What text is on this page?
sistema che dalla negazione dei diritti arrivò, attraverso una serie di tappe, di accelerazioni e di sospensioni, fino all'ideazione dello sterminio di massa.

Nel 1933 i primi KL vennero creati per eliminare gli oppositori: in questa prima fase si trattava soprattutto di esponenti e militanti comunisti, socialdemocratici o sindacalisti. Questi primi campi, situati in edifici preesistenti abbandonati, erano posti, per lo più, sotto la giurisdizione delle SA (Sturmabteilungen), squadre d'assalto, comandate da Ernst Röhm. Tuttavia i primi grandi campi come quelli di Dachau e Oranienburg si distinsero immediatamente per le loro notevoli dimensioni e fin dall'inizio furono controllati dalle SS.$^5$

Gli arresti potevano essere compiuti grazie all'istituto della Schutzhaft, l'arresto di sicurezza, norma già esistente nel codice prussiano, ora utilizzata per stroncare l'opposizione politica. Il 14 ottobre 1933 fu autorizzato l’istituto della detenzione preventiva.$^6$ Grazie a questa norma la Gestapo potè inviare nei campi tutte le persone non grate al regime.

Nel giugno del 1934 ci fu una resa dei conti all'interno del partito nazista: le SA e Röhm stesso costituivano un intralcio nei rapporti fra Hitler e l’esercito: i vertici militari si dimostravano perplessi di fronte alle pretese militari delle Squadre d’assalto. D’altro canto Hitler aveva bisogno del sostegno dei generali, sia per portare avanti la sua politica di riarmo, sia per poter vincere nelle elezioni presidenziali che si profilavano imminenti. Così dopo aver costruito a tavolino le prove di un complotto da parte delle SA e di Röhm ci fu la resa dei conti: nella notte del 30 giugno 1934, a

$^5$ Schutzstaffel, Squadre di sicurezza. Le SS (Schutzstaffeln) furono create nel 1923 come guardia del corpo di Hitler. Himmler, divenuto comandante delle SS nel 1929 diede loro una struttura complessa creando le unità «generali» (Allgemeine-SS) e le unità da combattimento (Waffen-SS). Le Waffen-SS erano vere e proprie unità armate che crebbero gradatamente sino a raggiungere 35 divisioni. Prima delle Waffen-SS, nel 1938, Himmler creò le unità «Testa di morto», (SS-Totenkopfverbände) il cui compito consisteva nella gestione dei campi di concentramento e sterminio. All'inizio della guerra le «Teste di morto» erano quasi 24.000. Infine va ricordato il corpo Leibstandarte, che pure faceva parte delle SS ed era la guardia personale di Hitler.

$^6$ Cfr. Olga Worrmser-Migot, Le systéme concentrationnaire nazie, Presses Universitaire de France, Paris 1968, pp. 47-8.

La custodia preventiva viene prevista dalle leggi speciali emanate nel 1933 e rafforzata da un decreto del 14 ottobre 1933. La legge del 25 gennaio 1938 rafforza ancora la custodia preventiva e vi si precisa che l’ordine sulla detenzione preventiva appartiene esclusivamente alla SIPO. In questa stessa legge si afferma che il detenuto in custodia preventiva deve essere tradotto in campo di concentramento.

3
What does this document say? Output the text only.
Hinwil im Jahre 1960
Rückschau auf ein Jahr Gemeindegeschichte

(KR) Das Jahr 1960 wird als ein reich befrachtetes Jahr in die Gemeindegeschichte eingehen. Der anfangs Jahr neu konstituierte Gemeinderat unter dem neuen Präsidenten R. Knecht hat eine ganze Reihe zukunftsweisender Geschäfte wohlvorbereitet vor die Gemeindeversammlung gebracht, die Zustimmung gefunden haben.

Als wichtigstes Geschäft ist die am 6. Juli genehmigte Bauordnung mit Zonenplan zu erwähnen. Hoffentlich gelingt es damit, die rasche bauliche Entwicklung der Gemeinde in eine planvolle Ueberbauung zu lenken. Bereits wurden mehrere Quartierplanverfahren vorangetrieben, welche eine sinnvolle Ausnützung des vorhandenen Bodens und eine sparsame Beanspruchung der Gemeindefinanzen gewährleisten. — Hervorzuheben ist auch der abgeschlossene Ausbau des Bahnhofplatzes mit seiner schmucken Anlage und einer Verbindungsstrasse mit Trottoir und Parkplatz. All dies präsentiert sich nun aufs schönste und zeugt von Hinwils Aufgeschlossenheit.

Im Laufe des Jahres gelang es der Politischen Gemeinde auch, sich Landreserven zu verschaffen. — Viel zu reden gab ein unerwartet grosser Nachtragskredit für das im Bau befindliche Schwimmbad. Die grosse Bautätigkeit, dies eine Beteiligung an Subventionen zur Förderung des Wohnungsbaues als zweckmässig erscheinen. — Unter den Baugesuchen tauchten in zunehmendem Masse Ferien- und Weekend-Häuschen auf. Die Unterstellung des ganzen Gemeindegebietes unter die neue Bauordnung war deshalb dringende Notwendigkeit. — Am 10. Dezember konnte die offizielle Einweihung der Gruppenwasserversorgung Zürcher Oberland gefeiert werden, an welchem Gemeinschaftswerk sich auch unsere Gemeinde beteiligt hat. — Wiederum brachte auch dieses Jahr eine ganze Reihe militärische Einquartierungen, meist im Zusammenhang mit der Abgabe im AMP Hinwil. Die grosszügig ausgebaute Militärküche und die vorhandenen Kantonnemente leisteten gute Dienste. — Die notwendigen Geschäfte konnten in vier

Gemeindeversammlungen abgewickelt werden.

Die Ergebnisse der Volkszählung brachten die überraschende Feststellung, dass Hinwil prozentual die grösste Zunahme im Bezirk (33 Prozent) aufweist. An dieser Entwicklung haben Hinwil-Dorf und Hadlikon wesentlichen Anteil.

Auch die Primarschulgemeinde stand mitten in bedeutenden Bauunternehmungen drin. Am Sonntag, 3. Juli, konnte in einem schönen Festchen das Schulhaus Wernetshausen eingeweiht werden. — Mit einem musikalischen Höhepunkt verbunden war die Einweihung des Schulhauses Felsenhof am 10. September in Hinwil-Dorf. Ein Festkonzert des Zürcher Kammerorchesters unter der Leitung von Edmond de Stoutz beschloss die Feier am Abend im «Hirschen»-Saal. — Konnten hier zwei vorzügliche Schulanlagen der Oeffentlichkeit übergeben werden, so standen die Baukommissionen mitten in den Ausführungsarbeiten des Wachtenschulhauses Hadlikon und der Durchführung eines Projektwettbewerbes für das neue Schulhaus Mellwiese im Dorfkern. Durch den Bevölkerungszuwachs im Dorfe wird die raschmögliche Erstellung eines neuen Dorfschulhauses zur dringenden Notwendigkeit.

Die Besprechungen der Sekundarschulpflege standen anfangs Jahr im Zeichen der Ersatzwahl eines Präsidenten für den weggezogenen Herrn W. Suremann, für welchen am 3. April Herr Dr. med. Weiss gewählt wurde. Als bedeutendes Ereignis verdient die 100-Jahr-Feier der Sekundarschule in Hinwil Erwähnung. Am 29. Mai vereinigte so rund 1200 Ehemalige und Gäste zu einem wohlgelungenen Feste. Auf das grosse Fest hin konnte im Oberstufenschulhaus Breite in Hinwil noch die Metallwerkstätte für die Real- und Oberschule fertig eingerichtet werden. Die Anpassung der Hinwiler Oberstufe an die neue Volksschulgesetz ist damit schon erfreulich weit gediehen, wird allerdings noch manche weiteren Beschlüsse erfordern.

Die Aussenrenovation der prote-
- - -
Given request
Out of the preceding entries, pull every line containing the string "text".

Right answer
What text is on this page?
What does this document say? Output the text only.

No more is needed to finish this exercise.